§ PROBLEM REQUIREMENTS:
In your copy, leave out the pictures; write out all the data exactly.

§ INPUT MATERIAL:
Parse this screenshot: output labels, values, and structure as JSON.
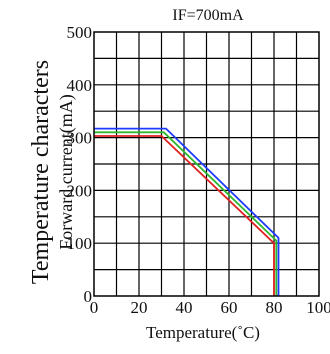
{
  "chart_data": {
    "type": "line",
    "title": "IF=700mA",
    "xlabel": "Temperature(˚C)",
    "ylabel": "Temperature characters",
    "ylabel_sub": "Forward current(mA)",
    "xlim": [
      0,
      100
    ],
    "ylim": [
      0,
      500
    ],
    "x_ticks": [
      0,
      20,
      40,
      60,
      80,
      100
    ],
    "y_ticks": [
      0,
      100,
      200,
      300,
      400,
      500
    ],
    "grid": true,
    "legend": "none",
    "series": [
      {
        "color": "#1f3bff",
        "x": [
          0,
          32,
          82,
          82
        ],
        "y": [
          317,
          317,
          110,
          0
        ]
      },
      {
        "color": "#2eb82e",
        "x": [
          0,
          31,
          81,
          81
        ],
        "y": [
          310,
          310,
          105,
          0
        ]
      },
      {
        "color": "#e02020",
        "x": [
          0,
          30,
          80,
          80
        ],
        "y": [
          303,
          303,
          100,
          0
        ]
      }
    ]
  }
}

§ RESPONSE FOR THIS EXERCISE:
Parse this screenshot: output labels, values, and structure as JSON.
{
  "chart_data": {
    "type": "line",
    "title": "IF=700mA",
    "xlabel": "Temperature(˚C)",
    "ylabel": "Temperature characters",
    "ylabel_sub": "Forward current(mA)",
    "xlim": [
      0,
      100
    ],
    "ylim": [
      0,
      500
    ],
    "x_ticks": [
      0,
      20,
      40,
      60,
      80,
      100
    ],
    "y_ticks": [
      0,
      100,
      200,
      300,
      400,
      500
    ],
    "grid": true,
    "legend": "none",
    "series": [
      {
        "color": "#1f3bff",
        "x": [
          0,
          32,
          82,
          82
        ],
        "y": [
          317,
          317,
          110,
          0
        ]
      },
      {
        "color": "#2eb82e",
        "x": [
          0,
          31,
          81,
          81
        ],
        "y": [
          310,
          310,
          105,
          0
        ]
      },
      {
        "color": "#e02020",
        "x": [
          0,
          30,
          80,
          80
        ],
        "y": [
          303,
          303,
          100,
          0
        ]
      }
    ]
  }
}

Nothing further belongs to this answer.